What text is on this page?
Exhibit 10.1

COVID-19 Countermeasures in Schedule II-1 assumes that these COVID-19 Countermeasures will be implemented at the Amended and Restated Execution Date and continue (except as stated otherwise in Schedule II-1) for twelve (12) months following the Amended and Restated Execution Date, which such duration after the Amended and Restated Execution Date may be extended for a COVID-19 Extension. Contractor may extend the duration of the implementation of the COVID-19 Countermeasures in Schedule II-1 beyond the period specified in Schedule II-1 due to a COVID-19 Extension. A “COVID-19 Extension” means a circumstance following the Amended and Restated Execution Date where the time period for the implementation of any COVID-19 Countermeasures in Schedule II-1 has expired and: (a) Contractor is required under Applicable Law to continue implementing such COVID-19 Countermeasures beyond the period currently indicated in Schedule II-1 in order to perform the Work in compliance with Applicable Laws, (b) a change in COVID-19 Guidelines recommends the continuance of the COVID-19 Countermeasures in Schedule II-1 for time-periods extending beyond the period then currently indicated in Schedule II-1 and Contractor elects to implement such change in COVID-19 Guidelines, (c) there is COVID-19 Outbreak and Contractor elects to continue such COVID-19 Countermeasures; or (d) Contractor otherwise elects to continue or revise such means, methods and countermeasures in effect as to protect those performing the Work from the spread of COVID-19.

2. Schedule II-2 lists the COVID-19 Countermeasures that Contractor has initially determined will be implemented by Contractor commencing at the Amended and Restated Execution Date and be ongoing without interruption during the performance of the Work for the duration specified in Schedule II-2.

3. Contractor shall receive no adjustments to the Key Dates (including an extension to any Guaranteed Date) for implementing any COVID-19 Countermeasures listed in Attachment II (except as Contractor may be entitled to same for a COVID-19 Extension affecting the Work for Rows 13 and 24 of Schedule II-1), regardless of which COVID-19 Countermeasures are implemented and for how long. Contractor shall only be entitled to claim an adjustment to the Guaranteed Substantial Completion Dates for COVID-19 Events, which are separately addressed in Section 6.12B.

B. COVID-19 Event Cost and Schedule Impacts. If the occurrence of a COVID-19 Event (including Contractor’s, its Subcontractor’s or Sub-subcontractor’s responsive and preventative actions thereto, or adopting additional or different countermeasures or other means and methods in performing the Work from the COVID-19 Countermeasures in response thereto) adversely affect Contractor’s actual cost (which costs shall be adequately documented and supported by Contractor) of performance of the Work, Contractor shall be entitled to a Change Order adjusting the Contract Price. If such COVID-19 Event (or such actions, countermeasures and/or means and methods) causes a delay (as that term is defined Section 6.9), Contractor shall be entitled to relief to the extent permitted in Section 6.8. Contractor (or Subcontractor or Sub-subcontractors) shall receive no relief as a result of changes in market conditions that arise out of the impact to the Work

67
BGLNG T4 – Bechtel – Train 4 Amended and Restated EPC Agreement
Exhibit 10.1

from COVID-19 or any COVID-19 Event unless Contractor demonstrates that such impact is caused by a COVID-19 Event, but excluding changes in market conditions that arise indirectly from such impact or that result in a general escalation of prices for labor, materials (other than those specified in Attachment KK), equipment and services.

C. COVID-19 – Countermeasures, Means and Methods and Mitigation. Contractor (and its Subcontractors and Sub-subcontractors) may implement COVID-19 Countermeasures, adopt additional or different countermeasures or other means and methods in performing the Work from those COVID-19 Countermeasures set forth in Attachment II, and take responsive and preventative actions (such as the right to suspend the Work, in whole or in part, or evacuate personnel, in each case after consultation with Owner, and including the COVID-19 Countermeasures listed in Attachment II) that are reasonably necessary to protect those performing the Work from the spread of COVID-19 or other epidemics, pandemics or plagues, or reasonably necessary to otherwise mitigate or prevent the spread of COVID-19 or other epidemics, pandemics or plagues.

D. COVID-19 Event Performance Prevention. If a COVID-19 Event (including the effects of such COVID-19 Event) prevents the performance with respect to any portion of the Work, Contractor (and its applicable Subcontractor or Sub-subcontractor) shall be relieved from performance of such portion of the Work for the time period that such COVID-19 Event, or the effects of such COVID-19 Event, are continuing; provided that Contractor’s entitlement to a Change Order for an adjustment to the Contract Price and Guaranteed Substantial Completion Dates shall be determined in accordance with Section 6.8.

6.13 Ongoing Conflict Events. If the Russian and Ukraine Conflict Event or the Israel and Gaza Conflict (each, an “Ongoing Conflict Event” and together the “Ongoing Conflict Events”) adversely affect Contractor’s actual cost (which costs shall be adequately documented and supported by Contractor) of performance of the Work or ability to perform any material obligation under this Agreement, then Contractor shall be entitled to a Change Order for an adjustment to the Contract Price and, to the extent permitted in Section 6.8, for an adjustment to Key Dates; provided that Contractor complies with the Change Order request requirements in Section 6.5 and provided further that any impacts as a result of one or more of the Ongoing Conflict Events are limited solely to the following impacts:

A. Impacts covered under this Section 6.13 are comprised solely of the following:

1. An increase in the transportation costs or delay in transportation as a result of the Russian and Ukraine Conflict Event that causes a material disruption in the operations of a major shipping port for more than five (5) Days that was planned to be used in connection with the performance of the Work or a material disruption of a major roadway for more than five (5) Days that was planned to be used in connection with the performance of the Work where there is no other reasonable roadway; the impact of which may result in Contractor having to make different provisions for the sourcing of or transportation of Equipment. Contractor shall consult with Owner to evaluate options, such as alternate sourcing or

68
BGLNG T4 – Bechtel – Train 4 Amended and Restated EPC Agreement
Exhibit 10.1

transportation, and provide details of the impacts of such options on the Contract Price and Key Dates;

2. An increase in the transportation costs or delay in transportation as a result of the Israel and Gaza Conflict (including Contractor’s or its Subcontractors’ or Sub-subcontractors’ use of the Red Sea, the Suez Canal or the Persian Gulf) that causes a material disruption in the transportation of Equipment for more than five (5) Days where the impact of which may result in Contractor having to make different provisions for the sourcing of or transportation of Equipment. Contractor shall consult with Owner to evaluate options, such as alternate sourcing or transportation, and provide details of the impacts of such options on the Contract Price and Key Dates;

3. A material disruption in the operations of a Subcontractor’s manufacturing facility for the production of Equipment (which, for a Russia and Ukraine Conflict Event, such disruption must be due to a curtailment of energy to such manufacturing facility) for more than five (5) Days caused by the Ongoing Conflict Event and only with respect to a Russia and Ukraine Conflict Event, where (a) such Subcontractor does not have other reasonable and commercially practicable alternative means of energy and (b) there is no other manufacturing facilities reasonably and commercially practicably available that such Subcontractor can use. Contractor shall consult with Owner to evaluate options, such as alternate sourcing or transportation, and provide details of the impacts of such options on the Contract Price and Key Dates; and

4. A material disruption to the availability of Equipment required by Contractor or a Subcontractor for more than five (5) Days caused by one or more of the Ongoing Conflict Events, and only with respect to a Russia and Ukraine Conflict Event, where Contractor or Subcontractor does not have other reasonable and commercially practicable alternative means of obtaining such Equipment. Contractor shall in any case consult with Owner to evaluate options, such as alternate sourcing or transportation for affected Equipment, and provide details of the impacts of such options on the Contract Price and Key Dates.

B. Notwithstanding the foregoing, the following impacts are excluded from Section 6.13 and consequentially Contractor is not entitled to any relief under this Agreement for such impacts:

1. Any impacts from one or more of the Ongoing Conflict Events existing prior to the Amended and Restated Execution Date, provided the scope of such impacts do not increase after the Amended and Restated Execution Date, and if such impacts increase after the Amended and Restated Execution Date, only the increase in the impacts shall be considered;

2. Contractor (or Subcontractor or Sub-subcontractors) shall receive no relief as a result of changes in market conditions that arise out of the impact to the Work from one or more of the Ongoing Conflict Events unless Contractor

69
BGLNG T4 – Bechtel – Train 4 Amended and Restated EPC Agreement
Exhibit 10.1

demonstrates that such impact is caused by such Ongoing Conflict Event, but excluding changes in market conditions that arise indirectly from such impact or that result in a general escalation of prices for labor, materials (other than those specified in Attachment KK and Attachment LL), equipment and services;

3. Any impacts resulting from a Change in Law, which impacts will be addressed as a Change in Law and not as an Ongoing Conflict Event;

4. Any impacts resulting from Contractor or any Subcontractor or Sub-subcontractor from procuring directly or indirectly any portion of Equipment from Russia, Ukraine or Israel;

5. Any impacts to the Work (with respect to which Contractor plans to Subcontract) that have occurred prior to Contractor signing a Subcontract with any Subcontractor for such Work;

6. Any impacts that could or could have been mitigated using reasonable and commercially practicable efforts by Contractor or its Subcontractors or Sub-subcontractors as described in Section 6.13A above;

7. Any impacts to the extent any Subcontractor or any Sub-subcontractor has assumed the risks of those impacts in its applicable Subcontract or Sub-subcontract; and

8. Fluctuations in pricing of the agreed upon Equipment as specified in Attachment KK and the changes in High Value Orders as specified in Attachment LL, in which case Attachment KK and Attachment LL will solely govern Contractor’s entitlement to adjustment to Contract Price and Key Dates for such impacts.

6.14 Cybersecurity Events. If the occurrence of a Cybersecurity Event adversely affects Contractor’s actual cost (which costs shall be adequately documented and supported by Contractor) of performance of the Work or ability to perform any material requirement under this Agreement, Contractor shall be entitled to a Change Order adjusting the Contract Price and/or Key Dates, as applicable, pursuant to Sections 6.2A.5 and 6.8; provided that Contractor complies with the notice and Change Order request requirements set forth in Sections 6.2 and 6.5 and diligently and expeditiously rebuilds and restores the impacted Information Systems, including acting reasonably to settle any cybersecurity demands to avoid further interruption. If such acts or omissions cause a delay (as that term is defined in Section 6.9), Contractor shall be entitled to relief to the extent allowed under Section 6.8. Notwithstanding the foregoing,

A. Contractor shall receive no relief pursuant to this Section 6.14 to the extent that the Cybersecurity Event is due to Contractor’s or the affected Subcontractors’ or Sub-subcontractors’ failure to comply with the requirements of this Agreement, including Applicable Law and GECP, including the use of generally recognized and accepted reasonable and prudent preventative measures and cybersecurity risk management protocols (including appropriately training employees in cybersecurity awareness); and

-.-.-

- [WRITTEN EXERCISE]:
Find each line holding the word "materials" and copy it.

- [WORKED ANSWER]:
from COVID-19 or any COVID-19 Event unless Contractor demonstrates that such impact is caused by a COVID-19 Event, but excluding changes in market conditions that arise indirectly from such impact or that result in a general escalation of prices for labor, materials (other than those specified in Attachment KK), equipment and services.
demonstrates that such impact is caused by such Ongoing Conflict Event, but excluding changes in market conditions that arise indirectly from such impact or that result in a general escalation of prices for labor, materials (other than those specified in Attachment KK and Attachment LL), equipment and services;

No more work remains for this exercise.